-- START Selected text --

Biographical details
- Born: June 28, 1974 (age 52)
- Education: Hampden-Sydney College (BA) University of Virginia (JD)

Playing career
- 1992–1996: Hampden–Sydney

Coaching career (HC unless noted)
- 1999–2000: Hampden–Sydney (assistant)
- 2018–2025: Longwood
- 2025–2026: Virginia (associate HC)
- 2026–present: Pepperdine

Administrative career (AD unless noted)
- 2016–2018: UMBC (dir. of recruiting)

Head coaching record
- Overall: 127–100 (.559)
- Tournaments: 0–2 (NCAA Division I) 1–2 (CBI)

Accomplishments and honors

Championships
- 2 Big South tournament (2022, 2024) Big South regular season (2022) Big South North Division (2022)

Awards
- Big South Coach of the Year (2022)

= Griff Aldrich =

American basketball coach and lawyer (born 1974)

Scott Griffith Aldrich (born June 28, 1974) is an American college basketball coach and lawyer, currently the head coach for the Pepperdine Waves of the West Coast Conference (WCC). He previously served as head coach of the Longwood Lancers men's basketball team from 2018 to 2025.

==Playing career==
Aldrich played at Hampden–Sydney under Tony Shaver, where he was team captain his senior year and a part of two NCAA Tournament squads for the Tigers. Aldrich also was a member of the Chi Phi fraternity and was elected to the Phi Beta Kappa and Omicron Delta Kappa honors societies.

==Coaching career==
After graduation from the University of Virginia School of Law, Aldrich returned to Hampden–Sydney for the 1999–2000 season as an assistant coach, where he assisted in the Tigers' perfect 24–0 regular season, and No. 1 national ranking in Division III. He also served as head coach of the Tigers' cross country team.

Aldrich then entered the private sector for 16 years, while also coaching AAU basketball in the Houston, Texas area. Among the players Aldrich coached in AAU include DeAndre Jordan and Orie Lemon. He returned to college coaching in 2016, joining Hampden–Sydney classmate Ryan Odom's staff at UMBC as the director of basketball operations, and Director of Recruiting/Program Development. Aldrich was part of the Retrievers' historic upset over top-ranked Virginia in the 2018 NCAA Division I men's basketball tournament.

-- END Selected text --

Written problem A:
Recast the rows below as a JSON list of strings with one string per line, leaving out blank lines. Include only the lines starting at the one that contains "task-2-l2-mid: hranolu je" and ending at the one that contains "prism-net-diagram bbox=[355, 455, 485, 550]".

-- START Recorded information --

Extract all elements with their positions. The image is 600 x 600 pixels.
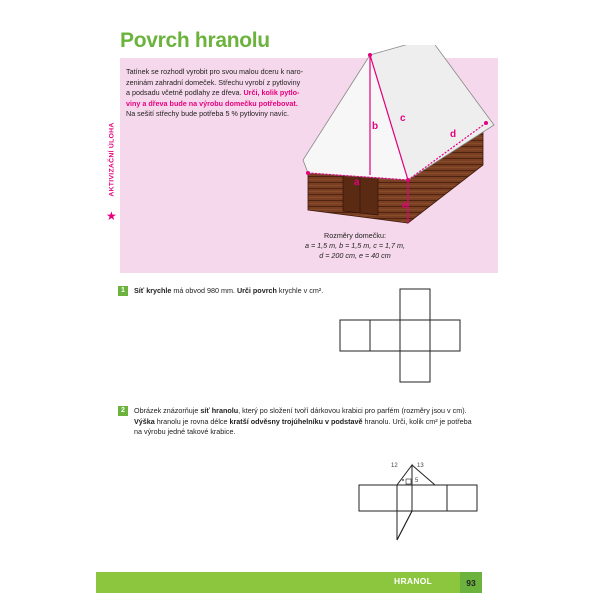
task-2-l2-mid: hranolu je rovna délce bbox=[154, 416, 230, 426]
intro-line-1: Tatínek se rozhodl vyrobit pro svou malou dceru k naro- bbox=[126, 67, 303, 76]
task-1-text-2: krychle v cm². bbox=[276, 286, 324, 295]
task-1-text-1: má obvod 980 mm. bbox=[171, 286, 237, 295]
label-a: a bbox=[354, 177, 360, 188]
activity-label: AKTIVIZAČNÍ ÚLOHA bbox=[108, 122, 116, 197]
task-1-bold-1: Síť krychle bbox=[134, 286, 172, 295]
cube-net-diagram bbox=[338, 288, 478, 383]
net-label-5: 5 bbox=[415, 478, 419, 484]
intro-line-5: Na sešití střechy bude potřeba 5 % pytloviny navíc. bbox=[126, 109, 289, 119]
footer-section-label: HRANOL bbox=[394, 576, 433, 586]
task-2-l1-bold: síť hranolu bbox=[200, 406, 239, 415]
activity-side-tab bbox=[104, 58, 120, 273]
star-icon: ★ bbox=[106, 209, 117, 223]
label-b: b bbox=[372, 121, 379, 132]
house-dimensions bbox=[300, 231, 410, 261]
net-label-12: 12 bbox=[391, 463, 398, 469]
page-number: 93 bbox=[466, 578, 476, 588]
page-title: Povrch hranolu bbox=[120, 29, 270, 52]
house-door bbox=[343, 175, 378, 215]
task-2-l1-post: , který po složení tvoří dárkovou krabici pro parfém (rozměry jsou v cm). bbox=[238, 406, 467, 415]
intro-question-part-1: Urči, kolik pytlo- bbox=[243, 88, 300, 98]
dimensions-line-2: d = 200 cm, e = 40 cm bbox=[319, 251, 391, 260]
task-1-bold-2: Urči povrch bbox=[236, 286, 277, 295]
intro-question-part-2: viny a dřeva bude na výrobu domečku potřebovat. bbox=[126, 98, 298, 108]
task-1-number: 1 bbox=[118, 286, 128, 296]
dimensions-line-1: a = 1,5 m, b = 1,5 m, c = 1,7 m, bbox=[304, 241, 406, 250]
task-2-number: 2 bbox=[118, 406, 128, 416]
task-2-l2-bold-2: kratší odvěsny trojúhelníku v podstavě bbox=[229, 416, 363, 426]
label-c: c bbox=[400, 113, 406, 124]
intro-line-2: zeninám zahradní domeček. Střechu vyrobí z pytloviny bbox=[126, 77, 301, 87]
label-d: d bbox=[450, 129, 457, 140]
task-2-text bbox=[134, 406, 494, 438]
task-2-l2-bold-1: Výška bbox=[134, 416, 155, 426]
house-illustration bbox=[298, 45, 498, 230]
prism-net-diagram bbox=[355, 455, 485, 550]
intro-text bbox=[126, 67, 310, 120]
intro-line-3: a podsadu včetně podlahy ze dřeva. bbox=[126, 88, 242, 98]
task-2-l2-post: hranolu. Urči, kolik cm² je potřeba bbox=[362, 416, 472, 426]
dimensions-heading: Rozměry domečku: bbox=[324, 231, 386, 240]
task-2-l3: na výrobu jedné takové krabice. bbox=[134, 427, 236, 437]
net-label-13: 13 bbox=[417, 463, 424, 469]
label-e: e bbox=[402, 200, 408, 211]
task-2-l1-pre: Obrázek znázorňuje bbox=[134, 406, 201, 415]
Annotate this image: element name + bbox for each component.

-- END Recorded information --

Written problem B:
Continue the biography of basketball coach Griff Aldrich from where it stops.

Written response A:
[
  "task-2-l2-mid: hranolu je rovna délce bbox=[154, 416, 230, 426]",
  "intro-line-1: Tatínek se rozhodl vyrobit pro svou malou dceru k naro- bbox=[126, 67, 303, 76]",
  "task-1-text-2: krychle v cm². bbox=[276, 286, 324, 295]",
  "task-1-text-1: má obvod 980 mm. bbox=[171, 286, 237, 295]",
  "label-a: a bbox=[354, 177, 360, 188]",
  "activity-label: AKTIVIZAČNÍ ÚLOHA bbox=[108, 122, 116, 197]",
  "task-1-bold-1: Síť krychle bbox=[134, 286, 172, 295]",
  "cube-net-diagram bbox=[338, 288, 478, 383]",
  "net-label-5: 5 bbox=[415, 478, 419, 484]",
  "intro-line-5: Na sešití střechy bude potřeba 5 % pytloviny navíc. bbox=[126, 109, 289, 119]",
  "footer-section-label: HRANOL bbox=[394, 576, 433, 586]",
  "task-2-l1-bold: síť hranolu bbox=[200, 406, 239, 415]",
  "activity-side-tab bbox=[104, 58, 120, 273]",
  "star-icon: ★ bbox=[106, 209, 117, 223]",
  "label-b: b bbox=[372, 121, 379, 132]",
  "house-dimensions bbox=[300, 231, 410, 261]",
  "net-label-12: 12 bbox=[391, 463, 398, 469]",
  "page-number: 93 bbox=[466, 578, 476, 588]",
  "page-title: Povrch hranolu bbox=[120, 29, 270, 52]",
  "house-door bbox=[343, 175, 378, 215]",
  "task-2-l1-post: , který po složení tvoří dárkovou krabici pro parfém (rozměry jsou v cm). bbox=[238, 406, 467, 415]",
  "intro-question-part-1: Urči, kolik pytlo- bbox=[243, 88, 300, 98]",
  "dimensions-line-2: d = 200 cm, e = 40 cm bbox=[319, 251, 391, 260]",
  "task-1-bold-2: Urči povrch bbox=[236, 286, 277, 295]",
  "intro-question-part-2: viny a dřeva bude na výrobu domečku potřebovat. bbox=[126, 98, 298, 108]",
  "task-1-number: 1 bbox=[118, 286, 128, 296]",
  "dimensions-line-1: a = 1,5 m, b = 1,5 m, c = 1,7 m, bbox=[304, 241, 406, 250]",
  "task-2-number: 2 bbox=[118, 406, 128, 416]",
  "task-2-l2-bold-2: kratší odvěsny trojúhelníku v podstavě bbox=[229, 416, 363, 426]",
  "label-c: c bbox=[400, 113, 406, 124]",
  "intro-line-2: zeninám zahradní domeček. Střechu vyrobí z pytloviny bbox=[126, 77, 301, 87]",
  "label-d: d bbox=[450, 129, 457, 140]",
  "task-2-text bbox=[134, 406, 494, 438]",
  "task-2-l2-bold-1: Výška bbox=[134, 416, 155, 426]",
  "house-illustration bbox=[298, 45, 498, 230]",
  "prism-net-diagram bbox=[355, 455, 485, 550]"
]

Written response B:
On March 22, 2018, Aldrich was named the ninth head coach in Longwood University program history, replacing Jayson Gee. In his first season, he led the Lancers to their first ever Division I postseason appearance in the 2019 College Basketball Invitational, and was named a finalist for the Joe B. Hall Award (given for most outstanding first-year head coach), which had been won by Odom in 2017. His second season saw Longwood reach fourth place in the Big South Conference, their highest finish in the league since joining in 2012. In July 2021, Aldrich received a contract extension through 2028. At the close of the 2021–22 season, Aldrich was named the Big South Coach of the Year for leading Longwood to the regular season title. Five days later, Longwood won their first ever Big South Conference tournament and earned a bid to the NCAA tournament.

The following season saw the Lancers win a second consecutive 20-win season for the first time in program history, and Aldrich was named a finalist for the Skip Prosser Man of the Year Award. Subsequently, Aldrich received a contract extension through 2034. After the Lancers won the 2024 Big South Conference tournament, punching their ticket to the NCAA tournament for the second time in three years, Aldrich was again named a finalist for the 2023-24 Skip Prosser Man of the Year Award.

==Non-coaching career==
Aldrich was a partner at Vinson & Elkins law firm, and also was the founder of an oil and gas company in Texas, as well as a managing director and chief financial officer at a private investment firm.

==Head coaching record==

Record table
| Season | Team | Overall | Conference | Standing | Postseason |
Longwood Lancers (Big South Conference) (2018–2025)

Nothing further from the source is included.